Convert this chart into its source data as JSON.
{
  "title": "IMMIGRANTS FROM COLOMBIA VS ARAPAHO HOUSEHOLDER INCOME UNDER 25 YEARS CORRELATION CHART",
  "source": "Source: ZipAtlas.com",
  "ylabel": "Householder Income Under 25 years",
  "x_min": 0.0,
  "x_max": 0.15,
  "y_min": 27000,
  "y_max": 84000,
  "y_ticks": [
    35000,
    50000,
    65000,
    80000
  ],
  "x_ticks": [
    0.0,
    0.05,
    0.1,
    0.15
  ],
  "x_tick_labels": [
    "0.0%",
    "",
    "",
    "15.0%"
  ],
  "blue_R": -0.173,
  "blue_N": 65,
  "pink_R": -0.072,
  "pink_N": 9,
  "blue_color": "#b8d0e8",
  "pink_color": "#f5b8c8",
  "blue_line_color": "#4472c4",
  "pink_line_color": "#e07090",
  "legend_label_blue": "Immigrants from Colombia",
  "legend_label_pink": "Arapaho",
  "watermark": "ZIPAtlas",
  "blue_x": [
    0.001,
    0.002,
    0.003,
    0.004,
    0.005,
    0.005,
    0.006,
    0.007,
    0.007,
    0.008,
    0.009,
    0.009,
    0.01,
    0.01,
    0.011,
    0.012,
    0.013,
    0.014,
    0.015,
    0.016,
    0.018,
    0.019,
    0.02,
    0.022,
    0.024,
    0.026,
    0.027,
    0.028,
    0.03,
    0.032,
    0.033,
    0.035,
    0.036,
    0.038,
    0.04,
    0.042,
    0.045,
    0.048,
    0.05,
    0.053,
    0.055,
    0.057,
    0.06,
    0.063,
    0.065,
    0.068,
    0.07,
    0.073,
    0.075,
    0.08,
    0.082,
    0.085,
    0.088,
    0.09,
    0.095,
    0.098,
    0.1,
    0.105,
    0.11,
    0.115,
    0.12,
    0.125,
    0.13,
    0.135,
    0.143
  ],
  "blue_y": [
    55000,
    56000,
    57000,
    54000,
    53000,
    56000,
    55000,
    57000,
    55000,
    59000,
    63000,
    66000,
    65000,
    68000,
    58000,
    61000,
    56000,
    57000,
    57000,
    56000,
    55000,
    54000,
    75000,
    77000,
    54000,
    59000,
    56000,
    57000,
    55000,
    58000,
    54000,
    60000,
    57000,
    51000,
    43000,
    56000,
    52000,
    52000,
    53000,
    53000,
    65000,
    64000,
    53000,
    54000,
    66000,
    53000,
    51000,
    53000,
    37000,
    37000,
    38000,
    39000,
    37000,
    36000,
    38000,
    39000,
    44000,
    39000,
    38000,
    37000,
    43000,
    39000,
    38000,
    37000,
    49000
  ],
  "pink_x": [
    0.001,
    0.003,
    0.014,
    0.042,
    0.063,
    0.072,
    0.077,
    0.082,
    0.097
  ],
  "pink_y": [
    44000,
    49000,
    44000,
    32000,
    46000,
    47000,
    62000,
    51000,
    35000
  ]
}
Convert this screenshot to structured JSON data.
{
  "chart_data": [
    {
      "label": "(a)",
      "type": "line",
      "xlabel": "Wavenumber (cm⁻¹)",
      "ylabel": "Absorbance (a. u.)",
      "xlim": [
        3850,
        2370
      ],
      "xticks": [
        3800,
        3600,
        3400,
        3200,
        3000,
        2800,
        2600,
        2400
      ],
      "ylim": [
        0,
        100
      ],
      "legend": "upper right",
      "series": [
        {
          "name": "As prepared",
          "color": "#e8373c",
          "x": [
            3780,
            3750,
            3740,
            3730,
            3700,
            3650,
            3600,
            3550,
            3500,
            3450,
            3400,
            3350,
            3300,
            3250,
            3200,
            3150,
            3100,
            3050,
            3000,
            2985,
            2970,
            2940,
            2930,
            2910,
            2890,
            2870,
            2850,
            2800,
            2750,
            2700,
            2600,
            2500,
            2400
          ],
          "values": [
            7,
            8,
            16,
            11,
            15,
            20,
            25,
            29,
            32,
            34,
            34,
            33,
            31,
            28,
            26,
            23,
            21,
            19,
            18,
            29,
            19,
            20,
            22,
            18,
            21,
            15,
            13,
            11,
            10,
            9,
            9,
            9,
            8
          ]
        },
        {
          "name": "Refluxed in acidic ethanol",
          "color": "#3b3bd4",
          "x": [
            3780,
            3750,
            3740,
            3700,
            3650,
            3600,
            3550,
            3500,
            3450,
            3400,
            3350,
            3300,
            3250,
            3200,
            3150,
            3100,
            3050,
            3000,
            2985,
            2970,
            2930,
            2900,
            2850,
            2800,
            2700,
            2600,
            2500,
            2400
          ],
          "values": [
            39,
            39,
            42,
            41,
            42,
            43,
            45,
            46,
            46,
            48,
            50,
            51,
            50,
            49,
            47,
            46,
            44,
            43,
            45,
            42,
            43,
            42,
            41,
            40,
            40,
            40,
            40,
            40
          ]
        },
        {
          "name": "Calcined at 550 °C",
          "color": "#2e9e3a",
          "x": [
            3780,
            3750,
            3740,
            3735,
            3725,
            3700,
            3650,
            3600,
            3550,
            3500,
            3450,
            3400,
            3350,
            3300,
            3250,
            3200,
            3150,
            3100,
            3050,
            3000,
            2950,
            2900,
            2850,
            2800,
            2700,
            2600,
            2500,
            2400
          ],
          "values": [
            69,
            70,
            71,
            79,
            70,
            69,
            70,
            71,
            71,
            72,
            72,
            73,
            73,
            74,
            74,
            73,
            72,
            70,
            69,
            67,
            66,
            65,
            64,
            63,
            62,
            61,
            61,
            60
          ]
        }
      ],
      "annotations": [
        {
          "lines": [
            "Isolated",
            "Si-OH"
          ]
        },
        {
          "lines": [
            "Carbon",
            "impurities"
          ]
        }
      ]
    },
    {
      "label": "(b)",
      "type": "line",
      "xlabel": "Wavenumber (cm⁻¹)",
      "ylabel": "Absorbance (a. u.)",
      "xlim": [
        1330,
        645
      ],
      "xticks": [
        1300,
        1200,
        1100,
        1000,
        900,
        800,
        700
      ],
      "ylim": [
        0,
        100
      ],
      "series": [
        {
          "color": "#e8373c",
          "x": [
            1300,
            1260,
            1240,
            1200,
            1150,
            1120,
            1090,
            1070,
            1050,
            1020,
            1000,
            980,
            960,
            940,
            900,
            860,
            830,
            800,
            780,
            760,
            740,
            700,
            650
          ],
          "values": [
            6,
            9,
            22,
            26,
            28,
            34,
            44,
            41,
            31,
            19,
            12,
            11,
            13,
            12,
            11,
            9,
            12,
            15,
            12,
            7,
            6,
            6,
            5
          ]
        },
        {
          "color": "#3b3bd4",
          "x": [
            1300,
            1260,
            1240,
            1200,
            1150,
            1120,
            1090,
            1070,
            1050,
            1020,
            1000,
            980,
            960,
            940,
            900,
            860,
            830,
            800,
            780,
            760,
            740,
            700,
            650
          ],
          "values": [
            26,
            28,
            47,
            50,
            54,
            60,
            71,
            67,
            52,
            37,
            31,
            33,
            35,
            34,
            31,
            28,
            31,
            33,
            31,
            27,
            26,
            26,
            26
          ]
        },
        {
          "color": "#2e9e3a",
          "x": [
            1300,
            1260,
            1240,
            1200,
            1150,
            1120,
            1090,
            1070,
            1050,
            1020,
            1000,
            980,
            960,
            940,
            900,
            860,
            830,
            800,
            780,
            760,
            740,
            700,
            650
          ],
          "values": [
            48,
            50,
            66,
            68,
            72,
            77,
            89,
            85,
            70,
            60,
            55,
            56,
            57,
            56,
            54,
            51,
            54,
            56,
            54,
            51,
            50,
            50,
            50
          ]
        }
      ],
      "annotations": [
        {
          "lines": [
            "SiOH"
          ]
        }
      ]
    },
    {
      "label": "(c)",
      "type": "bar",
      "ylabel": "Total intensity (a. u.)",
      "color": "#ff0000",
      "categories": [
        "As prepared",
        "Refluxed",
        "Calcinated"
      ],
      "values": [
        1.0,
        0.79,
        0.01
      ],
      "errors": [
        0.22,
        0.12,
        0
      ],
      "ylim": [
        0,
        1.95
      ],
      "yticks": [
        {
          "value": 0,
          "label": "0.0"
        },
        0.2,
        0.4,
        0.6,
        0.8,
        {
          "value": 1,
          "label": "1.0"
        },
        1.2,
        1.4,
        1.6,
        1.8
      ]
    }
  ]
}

***

The required output is the number of lines containing the word "ylabel", and nothing besides.

[FINAL ANSWER]: 4